▶ METTI IN PRATICA
**A.** Riproduci il passo del resoconto da Ferrara compreso tra "Per 3 giorni, Ferrara, è" e "giusto per tutti.", estremi inclusi.
**B.** Nel resoconto da Ferrara, chi ha moderato il dibattito di venerdì 1 ottobre e chi vi ha partecipato? Elencali tutti.
**C.** Come prosegue il resoconto da Ferrara? Scrivine il seguito a partire dal punto in cui si ferma.

▶ SEZIONE DEL DOCUMENTO

- - - -

Per 3 giorni, Ferrara, è stata il centro del Mondo: i diversi incontri, dibattiti e visioni avevano lo scopo di spiegare cosa vuol dire un'informazione libera non alterata da gruppi industrali, politici, partiti o fedi religiose. Solo attraverso la libertà di stampa si possono guadagnare democrazia, libertà d'espressione ed evitare che poche persone decidano ciò che è giusto per tutti.

Venerdì 1 ottobre,
Dopo l'inaugurazione con sbrodolamenti vari di ringraziamenti, è stato premiato il giornalista afgano Yaqub Ibrahimi col premio "Anna Politkovskaja" perchè sta rischiando la vita pur di raccontare dei crimini commessi da chi governa: un eroe, un esempio di quanto si può fare pur non avendo superpoteri ma solo un pc e una realtà ingiusta e che DEVE essere raccontata.
Il dibattito seguente, moderato da Antonio Padellaro del Fatto Quotidiano, e a cui partecipavano lo statunitense Alexander Stille, Miguel Mora (di El Paìs) e Gerard Mumelter (Der Standard), ha evidenziato come la politica in Italia soffoca la discussione sui problemi. Tutti a fare il tifo per i partiti (composti da vecchi balordi) ma nessuno che si preoccupi dei problemi del 21 secolo: la disoccupazione in aumento, l'aumento indiretto delle tasse, la distruzione sistematica di sanità e istruzione pubbliche, la crisi economica che sta favorendo un odio razzista e il ritorno delle ideologie nazi-fasciste, la criminalità organizzata che si insinua sempre più nelle istituzioni e a noi dovrebbe fregarci qualcosa di qualche vecchio rincoglionito che parla di federalismo o promette ponti o maggiori sgravi fiscali?! No, decisamente non ce ne frega un cazzo.

- - - -

[Record estratti da una raccolta]
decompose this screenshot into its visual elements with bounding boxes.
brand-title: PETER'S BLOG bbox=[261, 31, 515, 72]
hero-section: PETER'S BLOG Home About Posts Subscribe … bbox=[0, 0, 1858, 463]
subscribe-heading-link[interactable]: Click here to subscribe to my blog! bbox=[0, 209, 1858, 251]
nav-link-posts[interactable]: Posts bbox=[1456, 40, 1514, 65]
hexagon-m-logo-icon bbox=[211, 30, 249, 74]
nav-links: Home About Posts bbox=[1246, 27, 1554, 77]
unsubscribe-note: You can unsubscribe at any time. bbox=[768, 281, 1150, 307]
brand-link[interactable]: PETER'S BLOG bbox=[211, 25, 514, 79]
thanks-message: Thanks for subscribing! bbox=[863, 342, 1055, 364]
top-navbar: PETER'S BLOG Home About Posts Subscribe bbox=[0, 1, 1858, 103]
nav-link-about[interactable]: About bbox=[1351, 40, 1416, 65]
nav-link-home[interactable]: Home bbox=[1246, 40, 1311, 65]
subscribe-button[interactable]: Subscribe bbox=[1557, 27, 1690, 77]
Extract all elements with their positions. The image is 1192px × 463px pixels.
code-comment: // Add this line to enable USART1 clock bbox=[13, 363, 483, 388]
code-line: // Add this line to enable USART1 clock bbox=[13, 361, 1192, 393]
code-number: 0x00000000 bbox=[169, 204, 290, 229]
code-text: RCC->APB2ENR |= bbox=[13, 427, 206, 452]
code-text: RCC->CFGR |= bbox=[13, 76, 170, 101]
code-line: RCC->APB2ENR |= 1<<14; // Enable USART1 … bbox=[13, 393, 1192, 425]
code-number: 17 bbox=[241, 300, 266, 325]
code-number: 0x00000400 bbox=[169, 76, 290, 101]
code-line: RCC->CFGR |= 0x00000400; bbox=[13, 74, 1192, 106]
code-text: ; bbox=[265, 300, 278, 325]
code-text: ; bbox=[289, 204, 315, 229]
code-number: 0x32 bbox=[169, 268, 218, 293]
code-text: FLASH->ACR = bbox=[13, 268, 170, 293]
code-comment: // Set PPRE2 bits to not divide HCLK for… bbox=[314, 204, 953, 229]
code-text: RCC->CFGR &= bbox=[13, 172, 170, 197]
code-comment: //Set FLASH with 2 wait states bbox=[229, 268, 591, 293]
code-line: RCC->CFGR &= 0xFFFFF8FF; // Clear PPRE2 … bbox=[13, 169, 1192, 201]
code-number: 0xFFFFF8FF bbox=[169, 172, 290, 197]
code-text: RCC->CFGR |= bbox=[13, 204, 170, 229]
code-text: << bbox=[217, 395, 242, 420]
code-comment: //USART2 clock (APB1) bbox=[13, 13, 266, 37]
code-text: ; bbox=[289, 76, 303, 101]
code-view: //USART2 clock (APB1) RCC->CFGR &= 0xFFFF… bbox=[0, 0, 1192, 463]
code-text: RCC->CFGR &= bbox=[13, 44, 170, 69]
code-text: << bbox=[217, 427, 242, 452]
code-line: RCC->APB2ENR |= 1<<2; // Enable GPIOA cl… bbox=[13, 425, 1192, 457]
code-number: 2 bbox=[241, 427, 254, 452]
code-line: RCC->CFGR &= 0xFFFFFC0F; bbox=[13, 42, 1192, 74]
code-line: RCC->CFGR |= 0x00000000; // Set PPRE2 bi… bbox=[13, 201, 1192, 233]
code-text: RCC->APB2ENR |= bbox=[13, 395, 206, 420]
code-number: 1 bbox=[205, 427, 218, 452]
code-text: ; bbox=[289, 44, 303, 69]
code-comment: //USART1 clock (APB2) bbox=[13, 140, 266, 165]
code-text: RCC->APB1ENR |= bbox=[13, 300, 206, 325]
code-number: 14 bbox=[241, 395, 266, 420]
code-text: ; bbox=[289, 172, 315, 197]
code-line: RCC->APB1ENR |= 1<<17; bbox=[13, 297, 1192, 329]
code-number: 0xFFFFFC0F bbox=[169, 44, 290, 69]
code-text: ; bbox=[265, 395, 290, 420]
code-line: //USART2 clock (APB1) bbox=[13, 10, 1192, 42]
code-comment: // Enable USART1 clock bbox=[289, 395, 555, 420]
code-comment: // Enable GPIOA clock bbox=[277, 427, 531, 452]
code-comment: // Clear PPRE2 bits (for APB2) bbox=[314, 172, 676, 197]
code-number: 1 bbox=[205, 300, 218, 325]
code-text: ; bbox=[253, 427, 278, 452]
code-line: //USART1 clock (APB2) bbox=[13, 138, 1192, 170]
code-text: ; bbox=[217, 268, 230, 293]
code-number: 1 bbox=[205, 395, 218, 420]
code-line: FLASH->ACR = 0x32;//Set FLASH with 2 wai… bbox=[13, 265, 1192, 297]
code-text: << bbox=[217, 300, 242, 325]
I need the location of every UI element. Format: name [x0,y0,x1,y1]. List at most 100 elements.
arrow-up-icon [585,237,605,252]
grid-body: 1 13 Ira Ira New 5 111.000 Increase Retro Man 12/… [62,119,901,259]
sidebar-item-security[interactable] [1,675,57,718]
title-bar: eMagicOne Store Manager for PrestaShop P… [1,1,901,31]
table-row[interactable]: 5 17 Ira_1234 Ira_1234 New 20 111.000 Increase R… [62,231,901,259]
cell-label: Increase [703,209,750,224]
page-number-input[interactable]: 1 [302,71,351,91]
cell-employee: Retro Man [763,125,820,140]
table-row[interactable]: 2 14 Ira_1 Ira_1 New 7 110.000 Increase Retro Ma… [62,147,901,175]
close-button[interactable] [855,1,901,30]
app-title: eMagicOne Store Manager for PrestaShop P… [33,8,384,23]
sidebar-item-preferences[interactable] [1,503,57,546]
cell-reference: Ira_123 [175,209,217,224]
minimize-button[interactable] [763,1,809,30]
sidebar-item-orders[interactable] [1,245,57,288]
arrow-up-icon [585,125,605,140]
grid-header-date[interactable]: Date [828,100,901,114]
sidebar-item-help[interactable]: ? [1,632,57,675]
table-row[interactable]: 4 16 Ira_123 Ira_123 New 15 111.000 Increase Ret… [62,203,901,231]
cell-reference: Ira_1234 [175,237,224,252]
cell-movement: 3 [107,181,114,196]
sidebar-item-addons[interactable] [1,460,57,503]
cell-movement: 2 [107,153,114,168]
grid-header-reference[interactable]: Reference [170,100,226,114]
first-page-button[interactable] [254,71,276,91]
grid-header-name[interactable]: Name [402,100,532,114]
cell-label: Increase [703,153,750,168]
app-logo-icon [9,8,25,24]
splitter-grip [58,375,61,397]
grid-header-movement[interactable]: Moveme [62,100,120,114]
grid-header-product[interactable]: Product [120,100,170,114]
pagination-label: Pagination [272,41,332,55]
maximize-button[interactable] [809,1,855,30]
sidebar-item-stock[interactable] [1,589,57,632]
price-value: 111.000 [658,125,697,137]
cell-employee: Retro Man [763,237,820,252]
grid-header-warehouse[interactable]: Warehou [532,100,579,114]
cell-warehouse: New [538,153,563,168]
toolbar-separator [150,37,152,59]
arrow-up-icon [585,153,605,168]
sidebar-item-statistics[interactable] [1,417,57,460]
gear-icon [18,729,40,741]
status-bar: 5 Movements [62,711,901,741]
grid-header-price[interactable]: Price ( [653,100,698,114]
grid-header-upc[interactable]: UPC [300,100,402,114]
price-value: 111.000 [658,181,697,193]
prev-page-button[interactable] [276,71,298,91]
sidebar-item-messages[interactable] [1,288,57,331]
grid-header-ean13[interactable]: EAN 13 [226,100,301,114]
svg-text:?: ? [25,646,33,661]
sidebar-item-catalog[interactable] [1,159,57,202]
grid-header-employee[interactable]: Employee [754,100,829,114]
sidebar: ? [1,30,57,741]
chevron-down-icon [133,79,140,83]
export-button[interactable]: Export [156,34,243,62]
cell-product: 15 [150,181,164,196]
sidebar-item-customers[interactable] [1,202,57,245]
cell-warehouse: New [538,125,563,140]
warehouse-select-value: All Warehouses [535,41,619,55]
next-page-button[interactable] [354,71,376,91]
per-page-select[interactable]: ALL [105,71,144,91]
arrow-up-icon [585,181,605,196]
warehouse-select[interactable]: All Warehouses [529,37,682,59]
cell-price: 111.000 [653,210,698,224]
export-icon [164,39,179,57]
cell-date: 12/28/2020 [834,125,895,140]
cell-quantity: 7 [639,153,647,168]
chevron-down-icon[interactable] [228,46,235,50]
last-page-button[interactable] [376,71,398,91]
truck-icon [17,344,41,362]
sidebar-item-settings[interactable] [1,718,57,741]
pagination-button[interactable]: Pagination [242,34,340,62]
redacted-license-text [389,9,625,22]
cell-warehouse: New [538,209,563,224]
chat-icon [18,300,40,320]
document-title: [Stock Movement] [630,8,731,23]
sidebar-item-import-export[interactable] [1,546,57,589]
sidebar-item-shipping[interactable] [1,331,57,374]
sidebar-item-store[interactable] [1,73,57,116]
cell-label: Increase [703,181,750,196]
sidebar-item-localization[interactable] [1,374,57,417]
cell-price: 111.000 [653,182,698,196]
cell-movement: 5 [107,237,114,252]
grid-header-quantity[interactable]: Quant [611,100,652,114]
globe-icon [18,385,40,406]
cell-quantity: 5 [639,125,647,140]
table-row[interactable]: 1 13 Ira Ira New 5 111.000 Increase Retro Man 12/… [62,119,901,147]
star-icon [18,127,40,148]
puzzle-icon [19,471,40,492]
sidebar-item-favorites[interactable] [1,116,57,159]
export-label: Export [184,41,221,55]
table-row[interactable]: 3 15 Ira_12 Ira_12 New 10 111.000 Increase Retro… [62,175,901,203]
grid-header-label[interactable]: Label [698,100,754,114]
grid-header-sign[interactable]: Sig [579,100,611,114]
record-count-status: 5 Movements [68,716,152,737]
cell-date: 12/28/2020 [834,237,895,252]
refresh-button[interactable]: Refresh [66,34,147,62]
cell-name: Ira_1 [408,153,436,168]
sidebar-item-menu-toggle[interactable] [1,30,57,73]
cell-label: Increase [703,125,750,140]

- - - -

▶ RISPOSTE
**A.**
Per 3 giorni, Ferrara, è stata il centro del Mondo: i diversi incontri, dibattiti e visioni avevano lo scopo di spiegare cosa vuol dire un'informazione libera non alterata da gruppi industrali, politici, partiti o fedi religiose. Solo attraverso la libertà di stampa si possono guadagnare democrazia, libertà d'espressione ed evitare che poche persone decidano ciò che è giusto per tutti.

**B.**
- Antonio Padellaro (moderatore, del Fatto Quotidiano)
- Alexander Stille
- Miguel Mora (di El Paìs)
- Gerard Mumelter (Der Standard)

**C.**
Inoltre l'agenda dei media in Italia è dettata, ingiustamente, da Berlusconi ma esistono problemi ben più gravi sia all'interno che all'esterno dello Stato. Basta pensare alle guerre per il petrolio coperte da motivi religiosi o dalla presunta libertà che portiamo ai popoli stranieri o della "guerra al terrorismo" (tutte cazzate per tenerci all'oscuro degli interessi economici). Oppure alle multinazionali bio tech che stanno brevettando il genoma di piante, animali ed esseri umani e che, presto o tardi, porteranno ad una crisi globale di cui le Guerre Mondiali sono state uno scherzo... e tutto questo perchè non ne sapevamo niente o non ci interessava. Rifletteteci su, se ci riuscite.

Sabato 2 ottobre

Voyage en Italie (Con David B, Emmanuel Guibert moderato da Matteo Stefanelli)
L'incontro con i fumettisti francesi ha messo in luce i loro lavori e i rapporti fra stati diversi (Italia, Francia, Giappone...) ma per non fare un noioso resoconto di ciò che è stato detto vi lascio con gli spunti di ispirazione del discorso:
- Quando lavoro voglio la libertà assoluta, anche quella di non far niente.
- Il mio metodo è quello di fare schizzi su schizzi e poi prendermi il tempo di cristallizzare il tutto.
- Il piacere del viaggio è quello di trovare cose famigliari in contesti improbabili.
- Il loro lavoro, pur attraverso i fumetti, riesce ad essere cronaca giornalistica di fatti veri filtrati un pò attraverso la loro fantasia.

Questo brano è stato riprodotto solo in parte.